**What to do:**
What is the number of lines in the entries that include the word "location"? Respond with the number only.

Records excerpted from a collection
** Begin **

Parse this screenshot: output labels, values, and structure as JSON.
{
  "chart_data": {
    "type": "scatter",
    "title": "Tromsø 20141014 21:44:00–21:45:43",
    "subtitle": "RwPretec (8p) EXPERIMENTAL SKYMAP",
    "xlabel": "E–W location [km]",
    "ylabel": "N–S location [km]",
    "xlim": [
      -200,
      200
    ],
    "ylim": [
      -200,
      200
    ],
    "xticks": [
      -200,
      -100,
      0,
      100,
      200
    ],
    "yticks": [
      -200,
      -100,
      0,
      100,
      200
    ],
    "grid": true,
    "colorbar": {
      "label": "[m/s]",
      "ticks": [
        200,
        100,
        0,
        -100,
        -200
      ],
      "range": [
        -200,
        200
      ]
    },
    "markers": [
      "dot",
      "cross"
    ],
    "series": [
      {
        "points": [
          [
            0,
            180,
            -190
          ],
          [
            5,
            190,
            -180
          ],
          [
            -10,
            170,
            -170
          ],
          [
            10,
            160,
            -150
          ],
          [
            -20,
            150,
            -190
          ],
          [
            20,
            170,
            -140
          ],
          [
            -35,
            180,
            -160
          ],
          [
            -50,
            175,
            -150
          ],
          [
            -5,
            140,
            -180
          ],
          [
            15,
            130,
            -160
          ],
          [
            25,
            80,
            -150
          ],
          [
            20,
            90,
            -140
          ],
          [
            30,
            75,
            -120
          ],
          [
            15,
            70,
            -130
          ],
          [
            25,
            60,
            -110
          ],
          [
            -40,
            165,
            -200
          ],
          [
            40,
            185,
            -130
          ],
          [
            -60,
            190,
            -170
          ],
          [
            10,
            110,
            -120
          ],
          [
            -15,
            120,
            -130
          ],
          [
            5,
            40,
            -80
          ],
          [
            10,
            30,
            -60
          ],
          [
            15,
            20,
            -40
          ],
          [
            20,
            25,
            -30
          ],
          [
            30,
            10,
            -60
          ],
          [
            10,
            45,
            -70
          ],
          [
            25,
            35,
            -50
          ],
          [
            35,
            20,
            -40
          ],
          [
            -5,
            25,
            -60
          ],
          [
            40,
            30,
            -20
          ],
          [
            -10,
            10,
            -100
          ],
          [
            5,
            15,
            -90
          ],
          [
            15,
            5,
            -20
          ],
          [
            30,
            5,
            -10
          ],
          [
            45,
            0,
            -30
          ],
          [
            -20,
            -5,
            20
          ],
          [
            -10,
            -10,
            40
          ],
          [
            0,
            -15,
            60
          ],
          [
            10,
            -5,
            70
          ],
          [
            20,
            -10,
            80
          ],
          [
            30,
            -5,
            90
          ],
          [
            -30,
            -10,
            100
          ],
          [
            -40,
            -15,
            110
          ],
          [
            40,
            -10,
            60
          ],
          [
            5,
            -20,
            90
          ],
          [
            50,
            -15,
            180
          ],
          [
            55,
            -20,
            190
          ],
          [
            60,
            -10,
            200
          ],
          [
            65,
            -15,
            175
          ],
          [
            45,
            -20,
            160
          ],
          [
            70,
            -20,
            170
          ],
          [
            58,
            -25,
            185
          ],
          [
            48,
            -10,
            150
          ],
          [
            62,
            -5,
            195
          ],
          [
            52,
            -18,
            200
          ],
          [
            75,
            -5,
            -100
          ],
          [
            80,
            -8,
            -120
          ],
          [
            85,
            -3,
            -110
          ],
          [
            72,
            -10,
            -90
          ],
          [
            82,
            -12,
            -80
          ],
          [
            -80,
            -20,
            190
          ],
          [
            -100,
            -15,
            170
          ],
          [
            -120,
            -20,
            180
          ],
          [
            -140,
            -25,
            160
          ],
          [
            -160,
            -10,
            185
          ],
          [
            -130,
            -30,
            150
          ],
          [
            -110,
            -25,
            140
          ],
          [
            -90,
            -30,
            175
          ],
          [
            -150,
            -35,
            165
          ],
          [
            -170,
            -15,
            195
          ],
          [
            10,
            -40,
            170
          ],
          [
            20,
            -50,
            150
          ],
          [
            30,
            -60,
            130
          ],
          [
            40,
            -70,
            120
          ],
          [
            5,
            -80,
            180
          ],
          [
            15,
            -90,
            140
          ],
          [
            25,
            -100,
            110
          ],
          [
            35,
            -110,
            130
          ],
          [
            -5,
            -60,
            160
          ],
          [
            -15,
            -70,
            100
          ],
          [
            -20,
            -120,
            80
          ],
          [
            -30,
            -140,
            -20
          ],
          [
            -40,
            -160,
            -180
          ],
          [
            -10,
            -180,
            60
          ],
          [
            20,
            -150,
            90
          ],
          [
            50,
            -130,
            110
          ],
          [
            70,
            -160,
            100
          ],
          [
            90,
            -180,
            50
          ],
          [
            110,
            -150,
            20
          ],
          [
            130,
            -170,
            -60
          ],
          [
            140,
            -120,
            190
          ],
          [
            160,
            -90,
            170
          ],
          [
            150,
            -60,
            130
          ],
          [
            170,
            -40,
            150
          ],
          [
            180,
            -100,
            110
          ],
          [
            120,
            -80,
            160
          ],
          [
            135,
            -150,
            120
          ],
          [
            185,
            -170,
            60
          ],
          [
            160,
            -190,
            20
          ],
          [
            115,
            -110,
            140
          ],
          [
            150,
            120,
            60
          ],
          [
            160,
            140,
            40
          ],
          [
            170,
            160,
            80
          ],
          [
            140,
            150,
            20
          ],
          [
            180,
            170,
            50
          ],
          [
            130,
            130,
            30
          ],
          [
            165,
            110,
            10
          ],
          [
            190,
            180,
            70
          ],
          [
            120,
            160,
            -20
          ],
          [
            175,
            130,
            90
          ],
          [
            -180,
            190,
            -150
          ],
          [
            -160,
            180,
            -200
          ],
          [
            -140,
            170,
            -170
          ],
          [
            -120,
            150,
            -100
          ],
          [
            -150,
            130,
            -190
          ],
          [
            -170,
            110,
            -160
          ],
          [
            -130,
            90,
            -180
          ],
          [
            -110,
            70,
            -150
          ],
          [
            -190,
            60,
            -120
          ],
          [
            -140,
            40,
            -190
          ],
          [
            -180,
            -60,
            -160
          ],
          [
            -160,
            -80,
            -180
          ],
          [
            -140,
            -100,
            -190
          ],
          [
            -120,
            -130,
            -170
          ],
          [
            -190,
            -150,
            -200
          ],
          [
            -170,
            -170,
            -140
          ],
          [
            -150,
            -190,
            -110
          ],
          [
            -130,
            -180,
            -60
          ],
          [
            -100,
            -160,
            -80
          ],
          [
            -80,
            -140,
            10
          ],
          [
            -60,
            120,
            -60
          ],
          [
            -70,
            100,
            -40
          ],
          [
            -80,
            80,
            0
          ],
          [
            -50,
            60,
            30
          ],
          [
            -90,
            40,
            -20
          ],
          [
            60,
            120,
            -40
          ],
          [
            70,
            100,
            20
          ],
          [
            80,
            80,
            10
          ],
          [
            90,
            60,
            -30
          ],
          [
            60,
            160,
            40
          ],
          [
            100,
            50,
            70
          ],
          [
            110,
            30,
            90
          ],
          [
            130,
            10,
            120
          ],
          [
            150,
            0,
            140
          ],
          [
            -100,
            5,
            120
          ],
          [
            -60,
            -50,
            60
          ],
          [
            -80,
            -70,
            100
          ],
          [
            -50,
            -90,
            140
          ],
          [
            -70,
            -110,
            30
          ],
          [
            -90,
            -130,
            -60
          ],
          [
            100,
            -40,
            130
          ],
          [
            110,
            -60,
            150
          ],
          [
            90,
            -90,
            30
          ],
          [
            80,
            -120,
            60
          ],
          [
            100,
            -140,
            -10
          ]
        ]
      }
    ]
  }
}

** End **

**Task solution:**
2